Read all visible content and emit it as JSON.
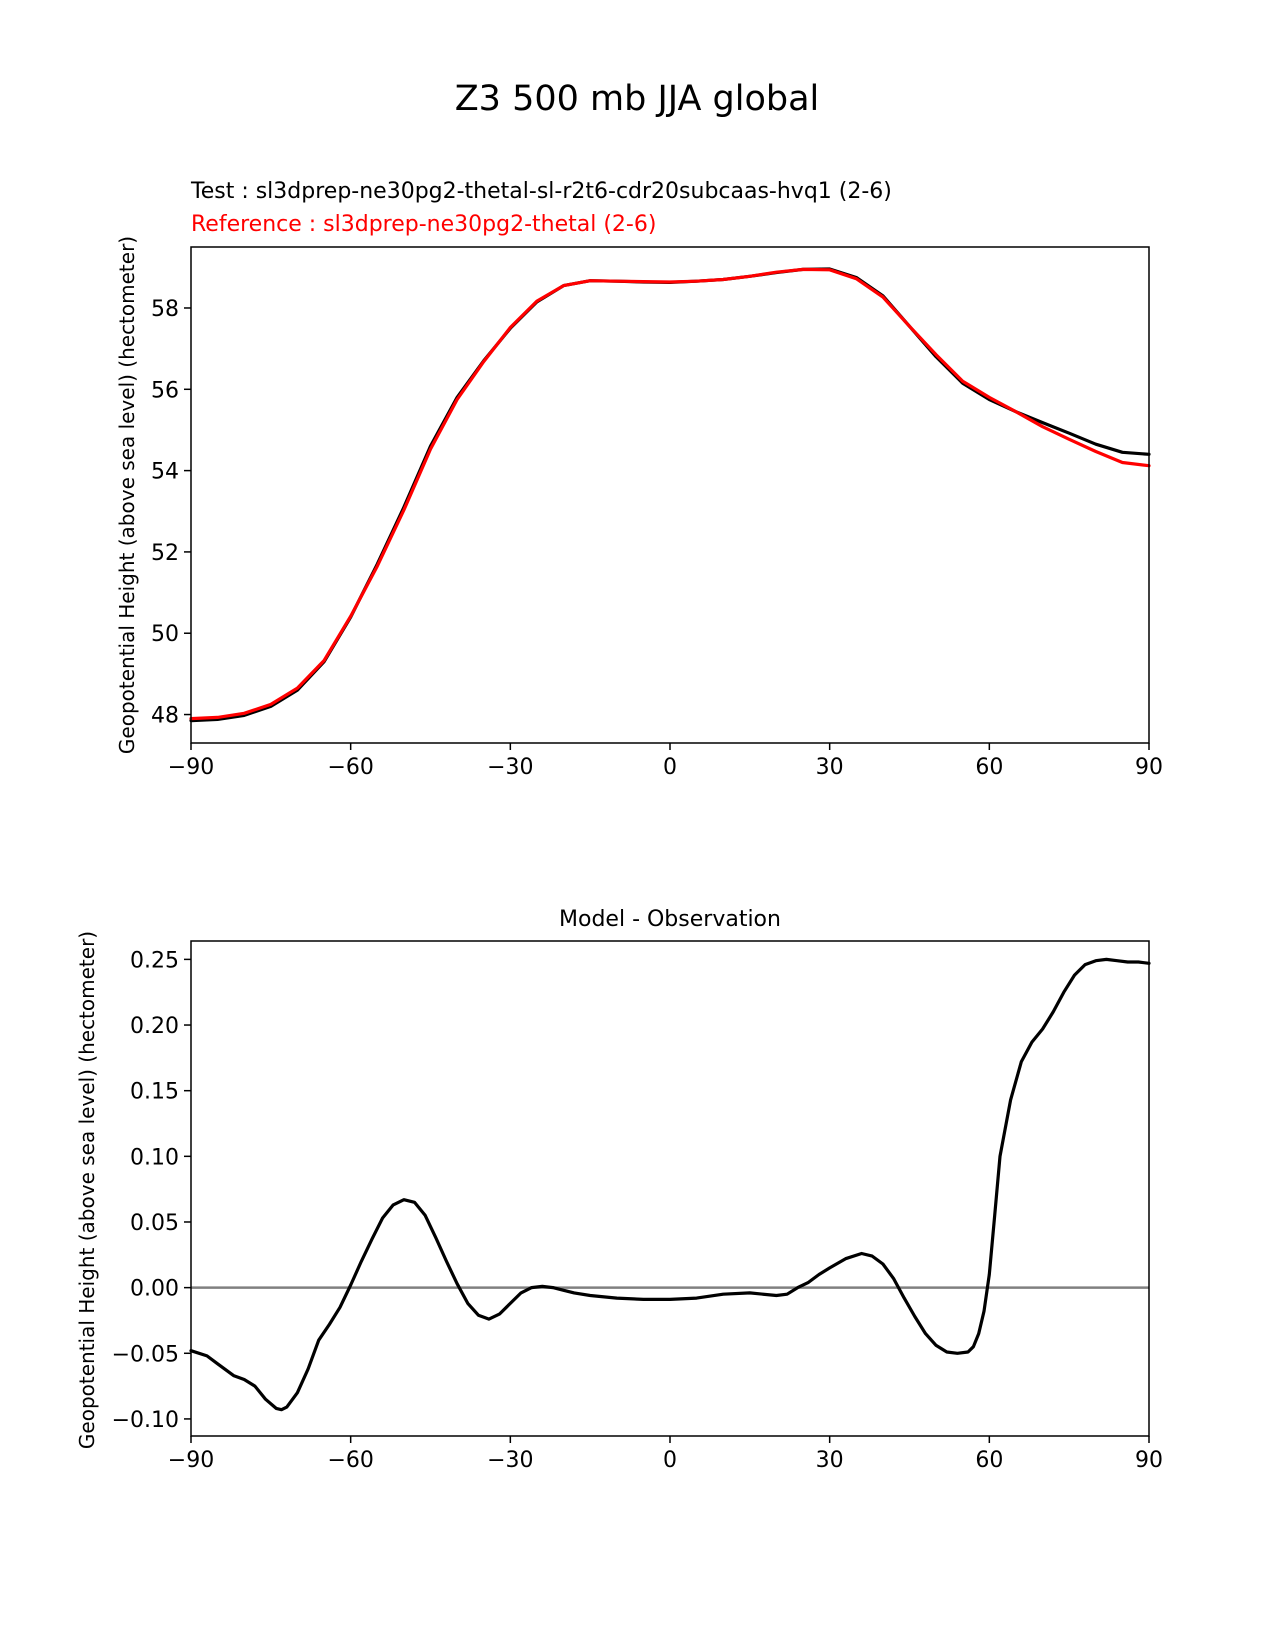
{
  "figure_title": "Z3 500 mb JJA global",
  "chart_data": [
    {
      "type": "line",
      "test_label": "Test : sl3dprep-ne30pg2-thetal-sl-r2t6-cdr20subcaas-hvq1 (2-6)",
      "reference_label": "Reference : sl3dprep-ne30pg2-thetal (2-6)",
      "title": "",
      "xlabel": "",
      "ylabel": "Geopotential Height (above sea level) (hectometer)",
      "xlim": [
        -90,
        90
      ],
      "ylim": [
        47.3,
        59.5
      ],
      "xticks": [
        -90,
        -60,
        -30,
        0,
        30,
        60,
        90
      ],
      "xtick_labels": [
        "−90",
        "−60",
        "−30",
        "0",
        "30",
        "60",
        "90"
      ],
      "yticks": [
        48,
        50,
        52,
        54,
        56,
        58
      ],
      "ytick_labels": [
        "48",
        "50",
        "52",
        "54",
        "56",
        "58"
      ],
      "x": [
        -90,
        -85,
        -80,
        -75,
        -70,
        -65,
        -60,
        -55,
        -50,
        -45,
        -40,
        -35,
        -30,
        -25,
        -20,
        -15,
        -10,
        -5,
        0,
        5,
        10,
        15,
        20,
        25,
        30,
        35,
        40,
        45,
        50,
        55,
        60,
        65,
        70,
        75,
        80,
        85,
        90
      ],
      "series": [
        {
          "name": "Test",
          "color": "#000000",
          "values": [
            47.85,
            47.88,
            47.98,
            48.2,
            48.6,
            49.3,
            50.4,
            51.7,
            53.1,
            54.6,
            55.8,
            56.7,
            57.5,
            58.15,
            58.55,
            58.67,
            58.66,
            58.64,
            58.63,
            58.66,
            58.7,
            58.78,
            58.87,
            58.95,
            58.96,
            58.75,
            58.3,
            57.55,
            56.8,
            56.15,
            55.75,
            55.45,
            55.18,
            54.92,
            54.65,
            54.45,
            54.4
          ]
        },
        {
          "name": "Reference",
          "color": "#ff0000",
          "values": [
            47.9,
            47.93,
            48.03,
            48.25,
            48.65,
            49.33,
            50.42,
            51.65,
            53.03,
            54.53,
            55.75,
            56.68,
            57.52,
            58.17,
            58.55,
            58.67,
            58.66,
            58.65,
            58.64,
            58.66,
            58.7,
            58.78,
            58.88,
            58.95,
            58.94,
            58.72,
            58.27,
            57.55,
            56.85,
            56.2,
            55.8,
            55.45,
            55.08,
            54.77,
            54.47,
            54.2,
            54.12
          ]
        }
      ]
    },
    {
      "type": "line",
      "title": "Model - Observation",
      "xlabel": "",
      "ylabel": "Geopotential Height (above sea level) (hectometer)",
      "xlim": [
        -90,
        90
      ],
      "ylim": [
        -0.113,
        0.264
      ],
      "xticks": [
        -90,
        -60,
        -30,
        0,
        30,
        60,
        90
      ],
      "xtick_labels": [
        "−90",
        "−60",
        "−30",
        "0",
        "30",
        "60",
        "90"
      ],
      "yticks": [
        -0.1,
        -0.05,
        0.0,
        0.05,
        0.1,
        0.15,
        0.2,
        0.25
      ],
      "ytick_labels": [
        "−0.10",
        "−0.05",
        "0.00",
        "0.05",
        "0.10",
        "0.15",
        "0.20",
        "0.25"
      ],
      "zero_line": 0.0,
      "x": [
        -90,
        -87,
        -85,
        -82,
        -80,
        -78,
        -76,
        -74,
        -73,
        -72,
        -70,
        -68,
        -66,
        -64,
        -62,
        -60,
        -58,
        -56,
        -54,
        -52,
        -50,
        -48,
        -46,
        -44,
        -42,
        -40,
        -38,
        -36,
        -34,
        -32,
        -30,
        -28,
        -26,
        -24,
        -22,
        -20,
        -18,
        -15,
        -10,
        -5,
        0,
        5,
        10,
        15,
        20,
        22,
        24,
        26,
        28,
        30,
        33,
        36,
        38,
        40,
        42,
        44,
        46,
        48,
        50,
        52,
        54,
        56,
        57,
        58,
        59,
        60,
        61,
        62,
        64,
        66,
        68,
        70,
        72,
        74,
        76,
        78,
        80,
        82,
        84,
        86,
        88,
        90
      ],
      "series": [
        {
          "name": "Model - Observation",
          "color": "#000000",
          "values": [
            -0.048,
            -0.052,
            -0.058,
            -0.067,
            -0.07,
            -0.075,
            -0.085,
            -0.092,
            -0.093,
            -0.091,
            -0.08,
            -0.062,
            -0.04,
            -0.028,
            -0.015,
            0.002,
            0.02,
            0.037,
            0.053,
            0.063,
            0.067,
            0.065,
            0.055,
            0.038,
            0.02,
            0.003,
            -0.012,
            -0.021,
            -0.024,
            -0.02,
            -0.012,
            -0.004,
            0.0,
            0.001,
            0.0,
            -0.002,
            -0.004,
            -0.006,
            -0.008,
            -0.009,
            -0.009,
            -0.008,
            -0.005,
            -0.004,
            -0.006,
            -0.005,
            0.0,
            0.004,
            0.01,
            0.015,
            0.022,
            0.026,
            0.024,
            0.018,
            0.007,
            -0.008,
            -0.022,
            -0.035,
            -0.044,
            -0.049,
            -0.05,
            -0.049,
            -0.045,
            -0.035,
            -0.018,
            0.01,
            0.055,
            0.1,
            0.143,
            0.172,
            0.187,
            0.197,
            0.21,
            0.225,
            0.238,
            0.246,
            0.249,
            0.25,
            0.249,
            0.248,
            0.248,
            0.247
          ]
        }
      ]
    }
  ]
}
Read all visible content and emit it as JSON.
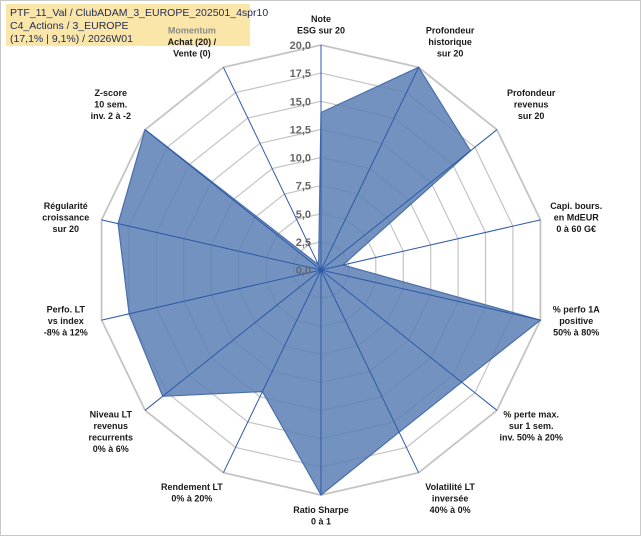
{
  "info": {
    "line1": "PTF_11_Val / ClubADAM_3_EUROPE_202501_4spr10",
    "line2": "C4_Actions / 3_EUROPE",
    "line3": "(17,1% | 9,1%) / 2026W01"
  },
  "colors": {
    "fill": "#5b7fb5",
    "stroke": "#4a6fa8",
    "grid": "#c4c4c4",
    "spoke": "#2e5aa8"
  },
  "chart_data": {
    "type": "radar",
    "rmin": 0,
    "rmax": 20,
    "ticks": [
      "0,0",
      "2,5",
      "5,0",
      "7,5",
      "10,0",
      "12,5",
      "15,0",
      "17,5",
      "20,0"
    ],
    "categories": [
      {
        "label": [
          "Note",
          "ESG sur 20"
        ],
        "value": 14.0
      },
      {
        "label": [
          "Profondeur",
          "historique",
          "sur 20"
        ],
        "value": 20.0
      },
      {
        "label": [
          "Profondeur",
          "revenus",
          "sur 20"
        ],
        "value": 17.0
      },
      {
        "label": [
          "Capi. bours.",
          "en MdEUR",
          "0 à 60 G€"
        ],
        "value": 2.0
      },
      {
        "label": [
          "% perfo 1A",
          "positive",
          "50% à 80%"
        ],
        "value": 20.0
      },
      {
        "label": [
          "% perte max.",
          "sur 1 sem.",
          "inv. 50% à 20%"
        ],
        "value": 16.0
      },
      {
        "label": [
          "Volatilité LT",
          "inversée",
          "40% à 0%"
        ],
        "value": 16.0
      },
      {
        "label": [
          "Ratio Sharpe",
          "0 à 1"
        ],
        "value": 20.0
      },
      {
        "label": [
          "Rendement LT",
          "0% à 20%"
        ],
        "value": 12.0
      },
      {
        "label": [
          "Niveau LT",
          "revenus",
          "recurrents",
          "0% à 6%"
        ],
        "value": 18.0
      },
      {
        "label": [
          "Perfo. LT",
          "vs index",
          "-8% à 12%"
        ],
        "value": 17.5
      },
      {
        "label": [
          "Régularité",
          "croissance",
          "sur 20"
        ],
        "value": 18.5
      },
      {
        "label": [
          "Z-score",
          "10 sem.",
          "inv. 2 à -2"
        ],
        "value": 20.0
      },
      {
        "label": [
          "Momentum",
          "Achat (20) /",
          "Vente (0)"
        ],
        "value": 0.5,
        "muted_lines": [
          0
        ]
      }
    ]
  }
}
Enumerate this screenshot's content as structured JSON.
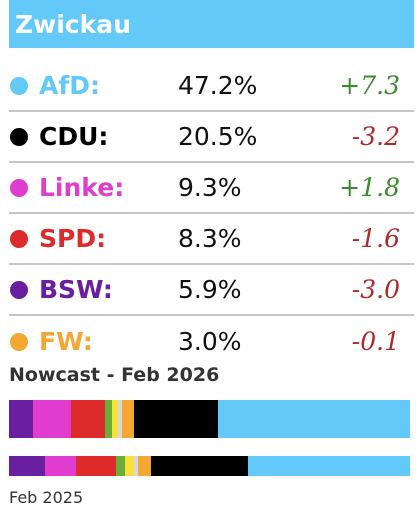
{
  "header": {
    "title": "Zwickau",
    "color": "#62c9f8"
  },
  "rows": [
    {
      "party": "AfD:",
      "pct": "47.2%",
      "change": "+7.3",
      "color": "#62c9f8",
      "change_color": "#3a8a2e"
    },
    {
      "party": "CDU:",
      "pct": "20.5%",
      "change": "-3.2",
      "color": "#000000",
      "change_color": "#b02828"
    },
    {
      "party": "Linke:",
      "pct": "9.3%",
      "change": "+1.8",
      "color": "#e03ccf",
      "change_color": "#3a8a2e"
    },
    {
      "party": "SPD:",
      "pct": "8.3%",
      "change": "-1.6",
      "color": "#dd2a2a",
      "change_color": "#b02828"
    },
    {
      "party": "BSW:",
      "pct": "5.9%",
      "change": "-3.0",
      "color": "#6a1ea0",
      "change_color": "#b02828"
    },
    {
      "party": "FW:",
      "pct": "3.0%",
      "change": "-0.1",
      "color": "#f4a733",
      "change_color": "#b02828"
    }
  ],
  "nowcast": {
    "title": "Nowcast - Feb 2026",
    "segments": [
      {
        "party": "BSW",
        "value": 5.9,
        "color": "#6a1ea0"
      },
      {
        "party": "Linke",
        "value": 9.3,
        "color": "#e03ccf"
      },
      {
        "party": "SPD",
        "value": 8.3,
        "color": "#dd2a2a"
      },
      {
        "party": "Green",
        "value": 1.9,
        "color": "#6aae3a"
      },
      {
        "party": "FDP",
        "value": 1.4,
        "color": "#f7e13a"
      },
      {
        "party": "Other",
        "value": 1.0,
        "color": "#d8d8d8"
      },
      {
        "party": "FW",
        "value": 3.0,
        "color": "#f4a733"
      },
      {
        "party": "CDU",
        "value": 20.5,
        "color": "#000000"
      },
      {
        "party": "AfD",
        "value": 47.2,
        "color": "#62c9f8"
      }
    ]
  },
  "previous": {
    "label": "Feb 2025",
    "segments": [
      {
        "party": "BSW",
        "value": 8.9,
        "color": "#6a1ea0"
      },
      {
        "party": "Linke",
        "value": 7.5,
        "color": "#e03ccf"
      },
      {
        "party": "SPD",
        "value": 9.9,
        "color": "#dd2a2a"
      },
      {
        "party": "Green",
        "value": 2.3,
        "color": "#6aae3a"
      },
      {
        "party": "FDP",
        "value": 2.1,
        "color": "#f7e13a"
      },
      {
        "party": "Other",
        "value": 1.1,
        "color": "#d8d8d8"
      },
      {
        "party": "FW",
        "value": 3.1,
        "color": "#f4a733"
      },
      {
        "party": "CDU",
        "value": 23.7,
        "color": "#000000"
      },
      {
        "party": "AfD",
        "value": 39.9,
        "color": "#62c9f8"
      }
    ]
  }
}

################

▶ _Task details_: Review the preceding data and report every line that includes the string "Reference".

▶ _Expected answer_:
      "reference_label": "Reference : sl3dprep-ne30pg2-thetal (2-6)",
          "name": "Reference",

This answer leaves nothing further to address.